THE EXERCISE: Can you pull out each line of the data below that includes the word "text"?

RECORD LIST:
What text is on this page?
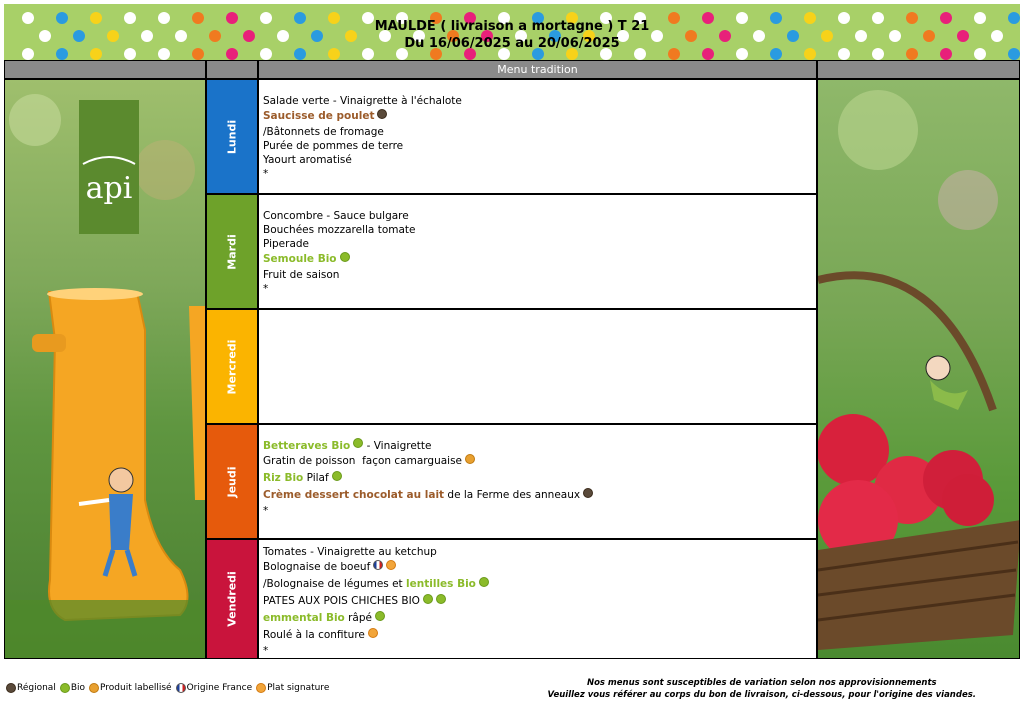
MAULDE ( livraison a mortagne ) T 21
Du 16/06/2025 au 20/06/2025
Menu tradition
api
Lundi
Mardi
Mercredi
Jeudi
Vendredi
Salade verte - Vinaigrette à l'échalote
Saucisse de poulet
/Bâtonnets de fromage
Purée de pommes de terre
Yaourt aromatisé
*
Concombre - Sauce bulgare
Bouchées mozzarella tomate
Piperade
Semoule Bio
Fruit de saison
*
Betteraves Bio - Vinaigrette
Gratin de poisson  façon camarguaise
Riz Bio Pilaf
Crème dessert chocolat au lait de la Ferme des anneaux
*
Tomates - Vinaigrette au ketchup
Bolognaise de boeuf
/Bolognaise de légumes et lentilles Bio
PATES AUX POIS CHICHES BIO
emmental Bio râpé
Roulé à la confiture
*
Régional Bio Produit labellisé Origine France Plat signature	Nos menus sont susceptibles de variation selon nos approvisionnements
Veuillez vous référer au corps du bon de livraison, ci-dessous, pour l'origine des viandes.
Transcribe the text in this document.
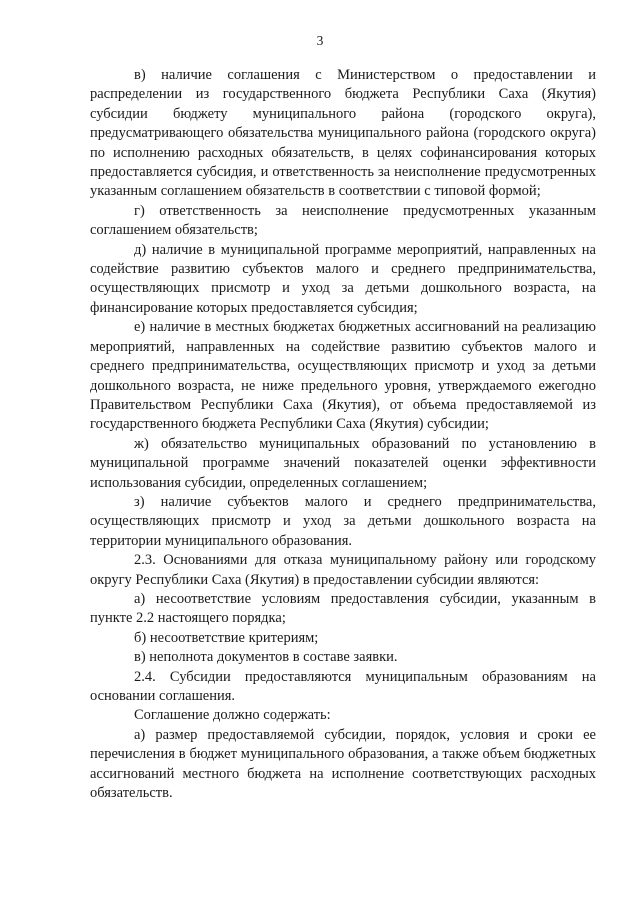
3

в) наличие соглашения с Министерством о предоставлении и распределении из государственного бюджета Республики Саха (Якутия) субсидии бюджету муниципального района (городского округа), предусматривающего обязательства муниципального района (городского округа) по исполнению расходных обязательств, в целях софинансирования которых предоставляется субсидия, и ответственность за неисполнение предусмотренных указанным соглашением обязательств в соответствии с типовой формой;

г) ответственность за неисполнение предусмотренных указанным соглашением обязательств;

д) наличие в муниципальной программе мероприятий, направленных на содействие развитию субъектов малого и среднего предпринимательства, осуществляющих присмотр и уход за детьми дошкольного возраста, на финансирование которых предоставляется субсидия;

е) наличие в местных бюджетах бюджетных ассигнований на реализацию мероприятий, направленных на содействие развитию субъектов малого и среднего предпринимательства, осуществляющих присмотр и уход за детьми дошкольного возраста, не ниже предельного уровня, утверждаемого ежегодно Правительством Республики Саха (Якутия), от объема предоставляемой из государственного бюджета Республики Саха (Якутия) субсидии;

ж) обязательство муниципальных образований по установлению в муниципальной программе значений показателей оценки эффективности использования субсидии, определенных соглашением;

з) наличие субъектов малого и среднего предпринимательства, осуществляющих присмотр и уход за детьми дошкольного возраста на территории муниципального образования.

2.3. Основаниями для отказа муниципальному району или городскому округу Республики Саха (Якутия) в предоставлении субсидии являются:

а) несоответствие условиям предоставления субсидии, указанным в пункте 2.2 настоящего порядка;

б) несоответствие критериям;

в) неполнота документов в составе заявки.

2.4. Субсидии предоставляются муниципальным образованиям на основании соглашения.

Соглашение должно содержать:

а) размер предоставляемой субсидии, порядок, условия и сроки ее перечисления в бюджет муниципального образования, а также объем бюджетных ассигнований местного бюджета на исполнение соответствующих расходных обязательств.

THE REPLY:
What text is on this page?
Transcribe the text in this document.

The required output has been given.